Items from a data source
begin
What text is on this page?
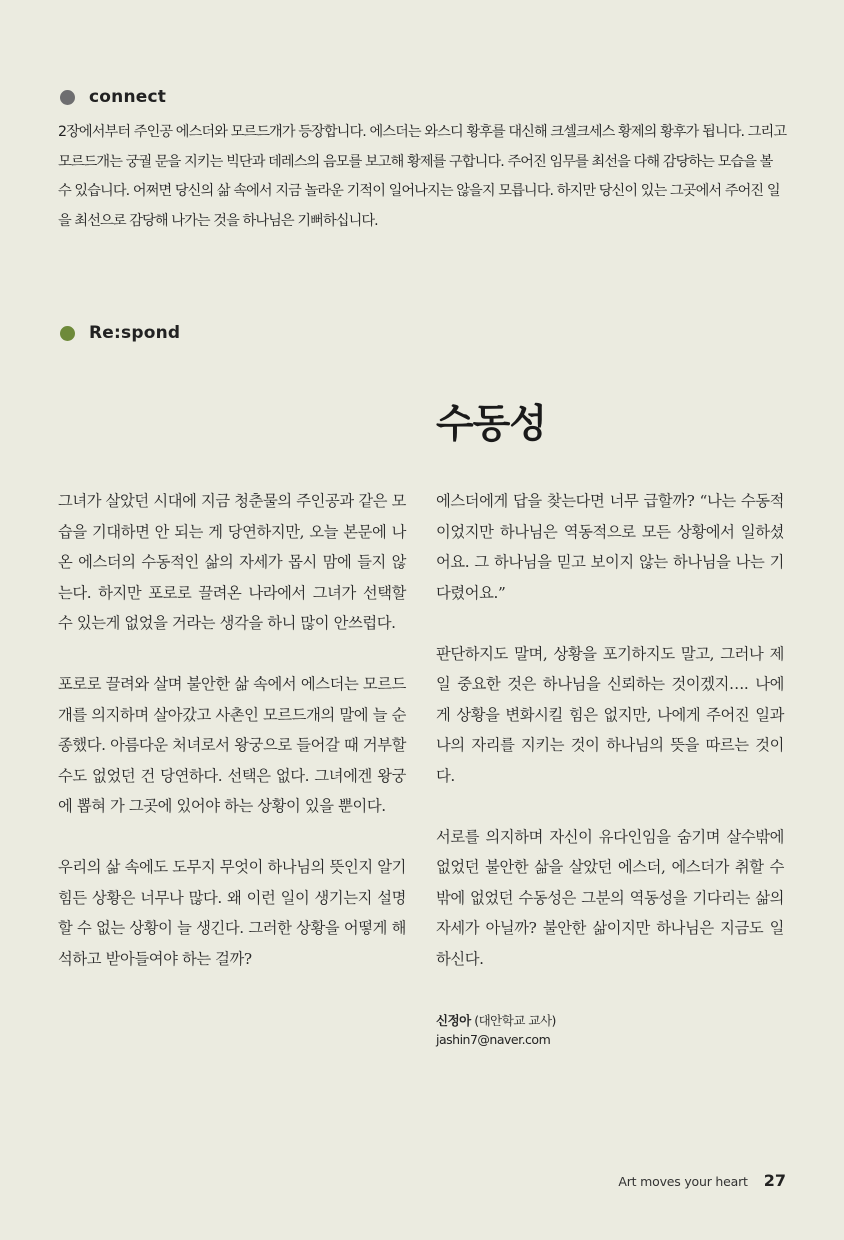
connect

2장에서부터 주인공 에스더와 모르드개가 등장합니다. 에스더는 와스디 황후를 대신해 크셀크세스 황제의 황후가 됩니다. 그리고 모르드개는 궁궐 문을 지키는 빅단과 데레스의 음모를 보고해 황제를 구합니다. 주어진 임무를 최선을 다해 감당하는 모습을 볼 수 있습니다. 어쩌면 당신의 삶 속에서 지금 놀라운 기적이 일어나지는 않을지 모릅니다. 하지만 당신이 있는 그곳에서 주어진 일을 최선으로 감당해 나가는 것을 하나님은 기뻐하십니다.

Re:spond
수동성

그녀가 살았던 시대에 지금 청춘물의 주인공과 같은 모습을 기대하면 안 되는 게 당연하지만, 오늘 본문에 나온 에스더의 수동적인 삶의 자세가 몹시 맘에 들지 않는다. 하지만 포로로 끌려온 나라에서 그녀가 선택할 수 있는게 없었을 거라는 생각을 하니 많이 안쓰럽다.

포로로 끌려와 살며 불안한 삶 속에서 에스더는 모르드개를 의지하며 살아갔고 사촌인 모르드개의 말에 늘 순종했다. 아름다운 처녀로서 왕궁으로 들어갈 때 거부할 수도 없었던 건 당연하다. 선택은 없다. 그녀에겐 왕궁에 뽑혀 가 그곳에 있어야 하는 상황이 있을 뿐이다.

우리의 삶 속에도 도무지 무엇이 하나님의 뜻인지 알기 힘든 상황은 너무나 많다. 왜 이런 일이 생기는지 설명할 수 없는 상황이 늘 생긴다. 그러한 상황을 어떻게 해석하고 받아들여야 하는 걸까?

에스더에게 답을 찾는다면 너무 급할까? “나는 수동적이었지만 하나님은 역동적으로 모든 상황에서 일하셨어요. 그 하나님을 믿고 보이지 않는 하나님을 나는 기다렸어요.”

판단하지도 말며, 상황을 포기하지도 말고, 그러나 제일 중요한 것은 하나님을 신뢰하는 것이겠지…. 나에게 상황을 변화시킬 힘은 없지만, 나에게 주어진 일과 나의 자리를 지키는 것이 하나님의 뜻을 따르는 것이다.

서로를 의지하며 자신이 유다인임을 숨기며 살수밖에 없었던 불안한 삶을 살았던 에스더, 에스더가 취할 수밖에 없었던 수동성은 그분의 역동성을 기다리는 삶의 자세가 아닐까? 불안한 삶이지만 하나님은 지금도 일하신다.

신정아 (대안학교 교사)
jashin7@naver.com
Art moves your heart 27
end
Description of the task. Find each line that has the word "의지하며", then copy it out.

The answer.
포로로 끌려와 살며 불안한 삶 속에서 에스더는 모르드개를 의지하며 살아갔고 사촌인 모르드개의 말에 늘 순종했다. 아름다운 처녀로서 왕궁으로 들어갈 때 거부할 수도 없었던 건 당연하다. 선택은 없다. 그녀에겐 왕궁에 뽑혀 가 그곳에 있어야 하는 상황이 있을 뿐이다.
서로를 의지하며 자신이 유다인임을 숨기며 살수밖에 없었던 불안한 삶을 살았던 에스더, 에스더가 취할 수밖에 없었던 수동성은 그분의 역동성을 기다리는 삶의 자세가 아닐까? 불안한 삶이지만 하나님은 지금도 일하신다.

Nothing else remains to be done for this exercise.